Data records:

:::

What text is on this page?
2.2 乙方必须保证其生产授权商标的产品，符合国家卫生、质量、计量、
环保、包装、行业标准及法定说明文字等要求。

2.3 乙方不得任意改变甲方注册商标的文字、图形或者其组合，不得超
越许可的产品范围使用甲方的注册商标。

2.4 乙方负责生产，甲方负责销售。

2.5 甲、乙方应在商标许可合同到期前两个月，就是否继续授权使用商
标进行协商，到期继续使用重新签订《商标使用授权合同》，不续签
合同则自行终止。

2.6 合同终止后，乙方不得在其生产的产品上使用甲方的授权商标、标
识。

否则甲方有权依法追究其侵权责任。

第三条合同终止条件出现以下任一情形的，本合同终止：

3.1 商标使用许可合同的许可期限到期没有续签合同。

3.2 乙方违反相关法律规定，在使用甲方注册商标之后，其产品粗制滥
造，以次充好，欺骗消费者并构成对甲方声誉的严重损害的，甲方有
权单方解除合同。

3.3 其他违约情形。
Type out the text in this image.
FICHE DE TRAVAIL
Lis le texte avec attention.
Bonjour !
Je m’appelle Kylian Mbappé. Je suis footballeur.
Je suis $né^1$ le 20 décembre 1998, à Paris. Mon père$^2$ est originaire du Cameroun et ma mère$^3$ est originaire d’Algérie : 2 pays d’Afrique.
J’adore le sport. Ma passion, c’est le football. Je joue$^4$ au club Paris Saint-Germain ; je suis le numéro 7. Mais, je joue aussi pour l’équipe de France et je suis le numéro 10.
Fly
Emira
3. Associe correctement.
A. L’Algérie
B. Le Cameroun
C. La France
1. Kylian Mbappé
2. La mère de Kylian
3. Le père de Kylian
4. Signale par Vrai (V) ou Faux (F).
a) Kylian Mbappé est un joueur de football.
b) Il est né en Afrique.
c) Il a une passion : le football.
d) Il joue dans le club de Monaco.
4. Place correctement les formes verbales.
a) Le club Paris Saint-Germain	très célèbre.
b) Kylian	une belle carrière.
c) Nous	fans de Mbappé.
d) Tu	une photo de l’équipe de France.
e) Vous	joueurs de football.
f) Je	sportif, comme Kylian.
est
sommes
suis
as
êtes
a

:::

WHAT TO DO:
Collect each line above holding the string "club".

RESPONSE TO THIS EXERCISE:
J’adore le sport. Ma passion, c’est le football. Je joue$^4$ au club Paris Saint-Germain ; je suis le numéro 7. Mais, je joue aussi pour l’équipe de France et je suis le numéro 10.
d) Il joue dans le club de Monaco.
a) Le club Paris Saint-Germain	très célèbre.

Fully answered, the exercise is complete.